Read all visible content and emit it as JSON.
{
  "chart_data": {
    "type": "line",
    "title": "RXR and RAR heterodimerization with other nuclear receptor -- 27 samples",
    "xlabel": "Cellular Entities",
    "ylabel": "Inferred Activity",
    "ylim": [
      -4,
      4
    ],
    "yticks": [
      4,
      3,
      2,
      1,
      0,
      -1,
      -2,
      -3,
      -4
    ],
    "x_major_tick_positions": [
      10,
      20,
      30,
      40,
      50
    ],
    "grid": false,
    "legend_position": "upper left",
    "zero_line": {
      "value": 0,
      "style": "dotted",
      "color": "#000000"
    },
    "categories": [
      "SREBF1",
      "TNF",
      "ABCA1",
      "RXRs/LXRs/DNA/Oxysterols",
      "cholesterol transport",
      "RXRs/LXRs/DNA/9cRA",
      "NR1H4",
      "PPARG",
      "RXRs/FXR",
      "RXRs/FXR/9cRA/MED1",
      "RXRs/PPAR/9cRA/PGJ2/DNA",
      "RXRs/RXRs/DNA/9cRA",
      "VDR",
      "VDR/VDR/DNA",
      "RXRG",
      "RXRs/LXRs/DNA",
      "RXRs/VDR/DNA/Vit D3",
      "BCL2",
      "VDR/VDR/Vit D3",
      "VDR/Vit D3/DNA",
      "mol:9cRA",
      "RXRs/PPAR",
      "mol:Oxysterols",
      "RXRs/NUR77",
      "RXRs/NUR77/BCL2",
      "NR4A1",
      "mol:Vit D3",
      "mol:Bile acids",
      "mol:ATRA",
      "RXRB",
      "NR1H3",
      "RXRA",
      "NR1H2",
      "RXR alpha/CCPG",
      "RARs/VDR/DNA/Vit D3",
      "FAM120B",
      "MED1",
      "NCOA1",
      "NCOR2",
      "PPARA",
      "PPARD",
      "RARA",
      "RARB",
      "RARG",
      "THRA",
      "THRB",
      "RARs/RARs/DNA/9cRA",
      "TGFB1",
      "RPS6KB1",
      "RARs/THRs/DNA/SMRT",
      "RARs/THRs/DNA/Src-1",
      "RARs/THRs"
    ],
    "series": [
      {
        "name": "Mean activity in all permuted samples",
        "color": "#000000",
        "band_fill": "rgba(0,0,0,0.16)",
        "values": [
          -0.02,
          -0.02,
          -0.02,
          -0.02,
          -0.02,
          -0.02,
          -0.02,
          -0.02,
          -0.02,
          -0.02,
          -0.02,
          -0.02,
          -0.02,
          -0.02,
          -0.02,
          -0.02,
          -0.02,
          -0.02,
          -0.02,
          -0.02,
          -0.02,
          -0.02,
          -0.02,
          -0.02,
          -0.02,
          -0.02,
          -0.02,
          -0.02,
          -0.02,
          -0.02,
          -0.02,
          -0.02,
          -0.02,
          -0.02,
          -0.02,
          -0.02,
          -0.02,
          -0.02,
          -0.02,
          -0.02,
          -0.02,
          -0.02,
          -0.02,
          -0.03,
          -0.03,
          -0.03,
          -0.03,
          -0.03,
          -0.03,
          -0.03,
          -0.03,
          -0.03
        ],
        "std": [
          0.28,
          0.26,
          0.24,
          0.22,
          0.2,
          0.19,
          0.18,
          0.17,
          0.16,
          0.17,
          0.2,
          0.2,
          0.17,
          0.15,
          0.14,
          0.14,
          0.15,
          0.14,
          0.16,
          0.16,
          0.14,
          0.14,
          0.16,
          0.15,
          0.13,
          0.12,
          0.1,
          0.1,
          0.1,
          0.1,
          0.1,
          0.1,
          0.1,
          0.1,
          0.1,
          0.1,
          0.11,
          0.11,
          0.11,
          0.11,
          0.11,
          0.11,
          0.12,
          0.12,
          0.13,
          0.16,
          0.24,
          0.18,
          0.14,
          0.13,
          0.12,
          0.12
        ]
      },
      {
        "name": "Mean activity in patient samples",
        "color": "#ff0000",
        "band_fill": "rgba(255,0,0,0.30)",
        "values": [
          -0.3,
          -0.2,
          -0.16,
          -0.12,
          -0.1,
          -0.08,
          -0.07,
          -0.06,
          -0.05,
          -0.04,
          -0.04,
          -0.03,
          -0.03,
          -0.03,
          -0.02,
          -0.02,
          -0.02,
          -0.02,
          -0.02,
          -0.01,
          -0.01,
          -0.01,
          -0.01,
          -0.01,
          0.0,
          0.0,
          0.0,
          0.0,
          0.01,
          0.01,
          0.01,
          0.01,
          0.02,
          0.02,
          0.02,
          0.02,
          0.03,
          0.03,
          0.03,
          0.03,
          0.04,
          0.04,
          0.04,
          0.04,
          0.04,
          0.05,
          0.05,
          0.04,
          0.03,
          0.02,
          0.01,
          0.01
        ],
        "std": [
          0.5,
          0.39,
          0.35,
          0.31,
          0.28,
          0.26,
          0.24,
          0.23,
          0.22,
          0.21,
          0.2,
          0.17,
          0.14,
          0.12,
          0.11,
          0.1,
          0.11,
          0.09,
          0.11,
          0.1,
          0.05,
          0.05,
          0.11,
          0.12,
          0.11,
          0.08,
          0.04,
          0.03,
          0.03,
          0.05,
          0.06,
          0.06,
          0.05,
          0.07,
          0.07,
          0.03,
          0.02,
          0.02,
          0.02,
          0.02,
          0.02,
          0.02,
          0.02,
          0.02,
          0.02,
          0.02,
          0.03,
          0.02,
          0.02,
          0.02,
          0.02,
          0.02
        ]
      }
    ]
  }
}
========
YOUR OBJECTIVE: Look through the data above. Each line containing the word "rgba" needs to be copied.

SOLUTION TO THIS TASK:
        "band_fill": "rgba(0,0,0,0.16)",
        "band_fill": "rgba(255,0,0,0.30)",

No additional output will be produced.